An opposition Web site has posted about 100 protest songs recorded since the election. About two dozen of them honor Neda Agha-Soltan, the 26-year-old teacher shot at a protest in Tehran in June who became an icon of the opposition after her last moments were captured on a video that has since been widely circulated.
Street vendors in Tehran sell bootleg CDs and MP3s at traffic lights for $2 or $3. Protest music plays on stereos at parties and from cars on the streets, Tehran residents say. Music blasting from car speakers at a stoplight has become one of the more public ways still available to signal to others that the spirit of struggle still lives.
The music can just as easily turn up in quiet and unexpected places. Niki, 25, who, like others quoted in this article, withheld her family name for fear of retribution, said that at a bookstore in downtown Tehran she found the salesman, a man in his 60s, weeping while listening to a new song by Mohammad Reza Shajarian called “Brother, Drop Your Gun.” After more than 70 protesters were killed by government and paramilitary forces during the postelection demonstrations, according to the opposition, the song, based on an old poem, was a melancholic plea to the soldiers to end the violence.
“I had seen people at protests carrying banners with those words, ‘Brother, drop your gun,’ ” Niki said, “but this scene was much more emotional.”
The government’s success in repressing dissent may help explain the increasingly angry tone the music has taken and the popularity of artists like Mr. Najafi, who tap that anger.
If Mohsen Namjoo, the folk troubadour whose poetic lyrics and tuneful melodies appeal to older listeners, is, as he has been called, the Persian Bob Dylan, Mr. Najafi may be the Rage Against the Islamic Revolutionary Machine, whose harsh lyrics and hip-hop beats have captivated Iranian youth.
His verses, according to e-mail messages he has received from former prisoners, have been scrawled on prison walls and hummed behind bars. His bitter ode to repression, “Our Doggy Life,” has become something of an anthem to a generation:
Shut your mouth; accept the condition; this is the tradition of the Prophet; accept it; man or woman, there is no difference, die; this is our doggy life.
As Mr. Najafi sees it, anger is an honest response to the beatings, killings and executions the government has meted out to dissidents.
“The anger in my music comes from deep within me,” he said in a telephone interview from his home in Cologne, Germany. “I am a man who is always shouting sadly and angrily.”
A native of the Caspian city of Bandar Anzali, Mr. Najafi bought his first guitar when he was 18, and by 25 he had been thrown out of Iran for a song he wrote satirizing clerics. Although Iran’s ban on pop music, condemned by the revolution as un-Islamic, was softened in 2000, during the reform era of President Mohammad Khatami, only apolitical music was tolerated.

### Data block
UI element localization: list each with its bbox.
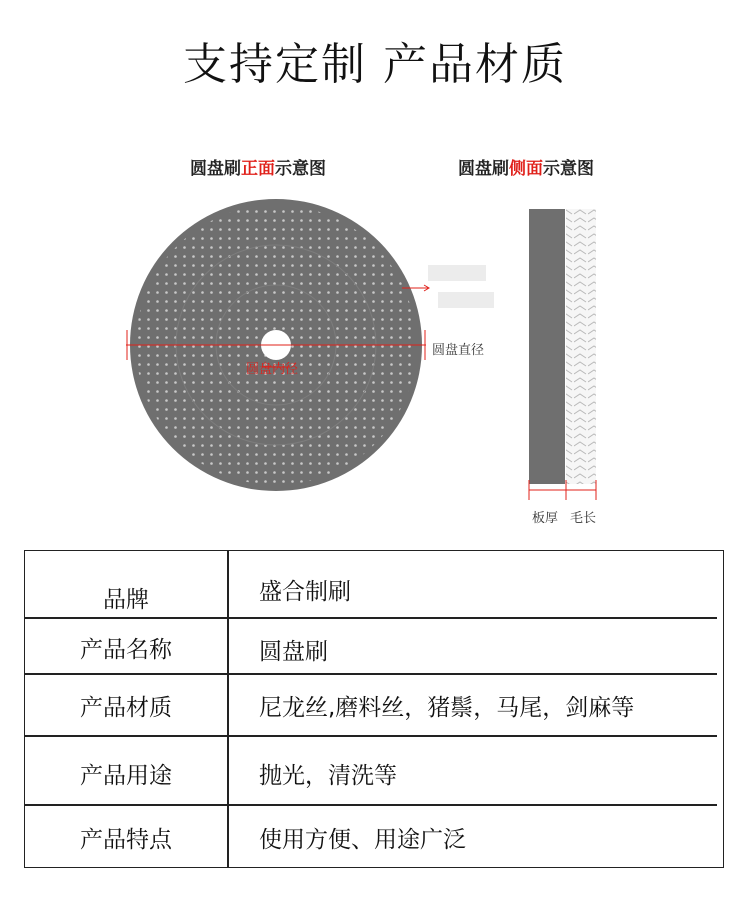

### Exercise description
Answer these questions using the passage on Iranian protest music above.
1. What price do street vendors in Tehran charge for bootleg CDs and MP3s?
2. Which song was the bookstore salesman listening to while weeping, and who recorded it?
3. At what age did Mr. Najafi buy his first guitar?

### Answer for this exercise
1. $2 or $3.
2. "Brother, Drop Your Gun," by Mohammad Reza Shajarian.
3. 18.